**Stated task:** Go through the material below, count the lines with the word "области", and reply with the count alone.

Stored records:
* * *

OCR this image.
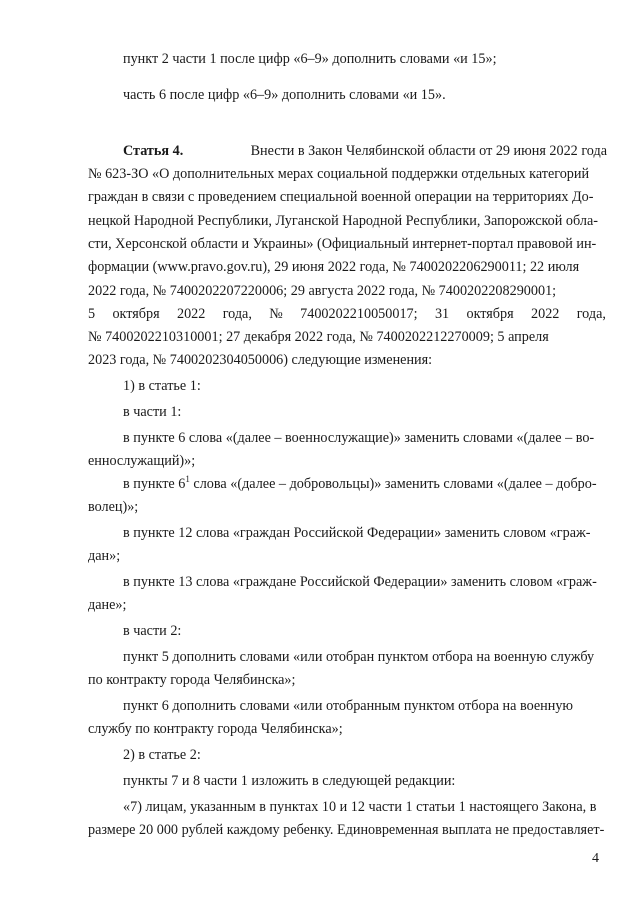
пункт 2 части 1 после цифр «6–9» дополнить словами «и 15»;
часть 6 после цифр «6–9» дополнить словами «и 15».
Статья 4.	Внести в Закон Челябинской области от 29 июня 2022 года
№ 623-ЗО «О дополнительных мерах социальной поддержки отдельных категорий
граждан в связи с проведением специальной военной операции на территориях До-
нецкой Народной Республики, Луганской Народной Республики, Запорожской обла-
сти, Херсонской области и Украины» (Официальный интернет-портал правовой ин-
формации (www.pravo.gov.ru), 29 июня 2022 года, № 7400202206290011; 22 июля
2022 года, № 7400202207220006; 29 августа 2022 года, № 7400202208290001;
5 октября 2022 года, № 7400202210050017; 31 октября 2022 года,
№ 7400202210310001; 27 декабря 2022 года, № 7400202212270009; 5 апреля
2023 года, № 7400202304050006) следующие изменения:
1) в статье 1:
в части 1:
в пункте 6 слова «(далее – военнослужащие)» заменить словами «(далее – во-
еннослужащий)»;
в пункте $6^1$ слова «(далее – добровольцы)» заменить словами «(далее – добро-
волец)»;
в пункте 12 слова «граждан Российской Федерации» заменить словом «граж-
дан»;
в пункте 13 слова «граждане Российской Федерации» заменить словом «граж-
дане»;
в части 2:
пункт 5 дополнить словами «или отобран пунктом отбора на военную службу
по контракту города Челябинска»;
пункт 6 дополнить словами «или отобранным пунктом отбора на военную
службу по контракту города Челябинска»;
2) в статье 2:
пункты 7 и 8 части 1 изложить в следующей редакции:
«7) лицам, указанным в пунктах 10 и 12 части 1 статьи 1 настоящего Закона, в
размере 20 000 рублей каждому ребенку. Единовременная выплата не предоставляет-
4
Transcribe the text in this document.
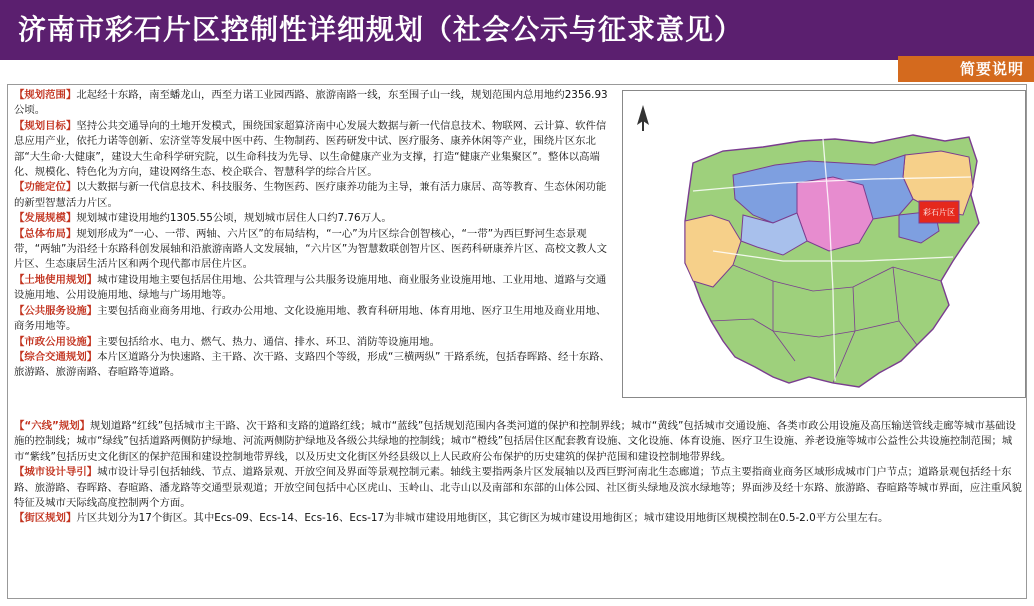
济南市彩石片区控制性详细规划（社会公示与征求意见）
简要说明

【规划范围】北起经十东路，南至蟠龙山，西至力诺工业园西路、旅游南路一线，东至围子山一线，规划范围内总用地约2356.93公顷。

【规划目标】坚持公共交通导向的土地开发模式，围绕国家超算济南中心发展大数据与新一代信息技术、物联网、云计算、软件信息应用产业，依托力诺等创新、宏济堂等发展中医中药、生物制药、医药研发中试、医疗服务、康养休闲等产业，围绕片区东北部“大生命·大健康”，建设大生命科学研究院，以生命科技为先导、以生命健康产业为支撑，打造“健康产业集聚区”。整体以高端化、规模化、特色化为方向，建设网络生态、校企联合、智慧科学的综合片区。

【功能定位】以大数据与新一代信息技术、科技服务、生物医药、医疗康养功能为主导，兼有活力康居、高等教育、生态休闲功能的新型智慧活力片区。

【发展规模】规划城市建设用地约1305.55公顷，规划城市居住人口约7.76万人。

【总体布局】规划形成为“一心、一带、两轴、六片区”的布局结构，“一心”为片区综合创智核心，“一带”为西巨野河生态景观带，“两轴”为沿经十东路科创发展轴和沿旅游南路人文发展轴，“六片区”为智慧数联创智片区、医药科研康养片区、高校文教人文片区、生态康居生活片区和两个现代都市居住片区。

【土地使用规划】城市建设用地主要包括居住用地、公共管理与公共服务设施用地、商业服务业设施用地、工业用地、道路与交通设施用地、公用设施用地、绿地与广场用地等。

【公共服务设施】主要包括商业商务用地、行政办公用地、文化设施用地、教育科研用地、体育用地、医疗卫生用地及商业用地、商务用地等。

【市政公用设施】主要包括给水、电力、燃气、热力、通信、排水、环卫、消防等设施用地。

【综合交通规划】本片区道路分为快速路、主干路、次干路、支路四个等级，形成“三横两纵” 干路系统，包括春晖路、经十东路、旅游路、旅游南路、春暄路等道路。

【“六线”规划】规划道路“红线”包括城市主干路、次干路和支路的道路红线；城市“蓝线”包括规划范围内各类河道的保护和控制界线；城市“黄线”包括城市交通设施、各类市政公用设施及高压输送管线走廊等城市基础设施的控制线；城市“绿线”包括道路两侧防护绿地、河流两侧防护绿地及各级公共绿地的控制线；城市“橙线”包括居住区配套教育设施、文化设施、体育设施、医疗卫生设施、养老设施等城市公益性公共设施控制范围；城市“紫线”包括历史文化街区的保护范围和建设控制地带界线，以及历史文化街区外经县级以上人民政府公布保护的历史建筑的保护范围和建设控制地带界线。

【城市设计导引】城市设计导引包括轴线、节点、道路景观、开放空间及界面等景观控制元素。轴线主要指两条片区发展轴以及西巨野河南北生态廊道；节点主要指商业商务区域形成城市门户节点；道路景观包括经十东路、旅游路、春晖路、春暄路、潘龙路等交通型景观道；开放空间包括中心区虎山、玉岭山、北寺山以及南部和东部的山体公园、社区街头绿地及滨水绿地等；界面涉及经十东路、旅游路、春暄路等城市界面，应注重风貌特征及城市天际线高度控制两个方面。

【街区规划】片区共划分为17个街区。其中Ecs-09、Ecs-14、Ecs-16、Ecs-17为非城市建设用地街区，其它街区为城市建设用地街区；城市建设用地街区规模控制在0.5-2.0平方公里左右。

彩石片区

* * *

**Answer to the task:** 2